The entries below need to be written out exactly, with no pictures included.

-- Begin Input --

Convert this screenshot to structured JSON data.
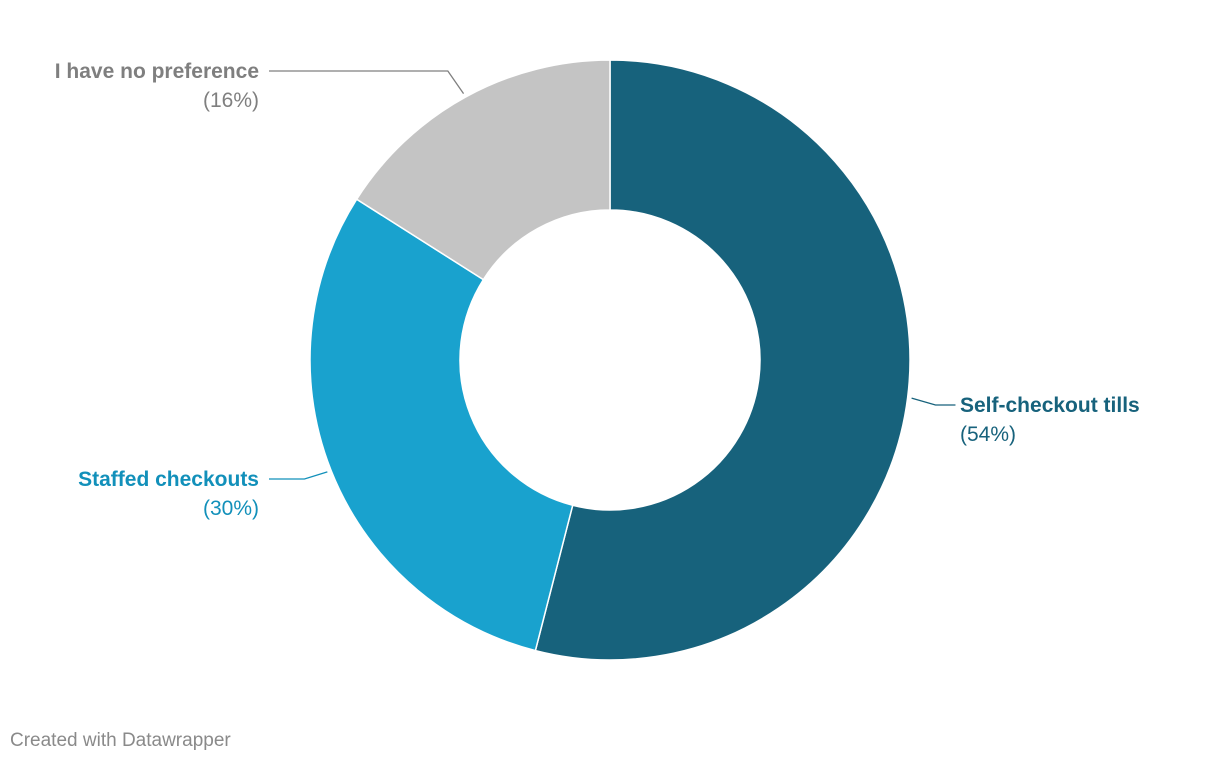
{
  "chart_data": {
    "type": "pie",
    "categories": [
      "Self-checkout tills",
      "Staffed checkouts",
      "I have no preference"
    ],
    "values": [
      54,
      30,
      16
    ],
    "value_labels": [
      "(54%)",
      "(30%)",
      "(16%)"
    ],
    "colors": [
      "#17627c",
      "#19a2ce",
      "#c4c4c4"
    ],
    "label_colors": [
      "#17627c",
      "#1290ba",
      "#7f7f7f"
    ],
    "donut": true,
    "start": "12 o'clock",
    "direction": "clockwise",
    "legend": "none (direct labels)"
  },
  "footer": {
    "credit": "Created with Datawrapper"
  }
}
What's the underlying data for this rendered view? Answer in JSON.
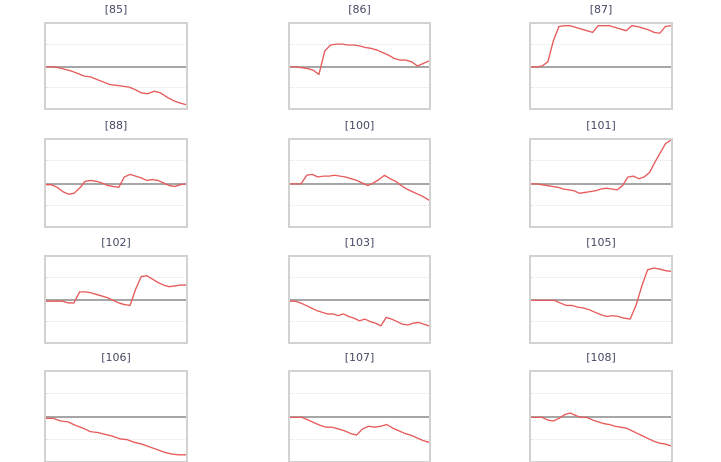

-- End Input --

▶ [Finished answer]
Convert this screenshot to structured JSON data.
{
  "chart_data": {
    "type": "pie",
    "categories": [
      "Self-checkout tills",
      "Staffed checkouts",
      "I have no preference"
    ],
    "values": [
      54,
      30,
      16
    ],
    "value_labels": [
      "(54%)",
      "(30%)",
      "(16%)"
    ],
    "colors": [
      "#17627c",
      "#19a2ce",
      "#c4c4c4"
    ],
    "label_colors": [
      "#17627c",
      "#1290ba",
      "#7f7f7f"
    ],
    "donut": true,
    "start": "12 o'clock",
    "direction": "clockwise",
    "legend": "none (direct labels)"
  },
  "footer": {
    "credit": "Created with Datawrapper"
  }
}
What's the underlying data for this rendered view? Answer in JSON.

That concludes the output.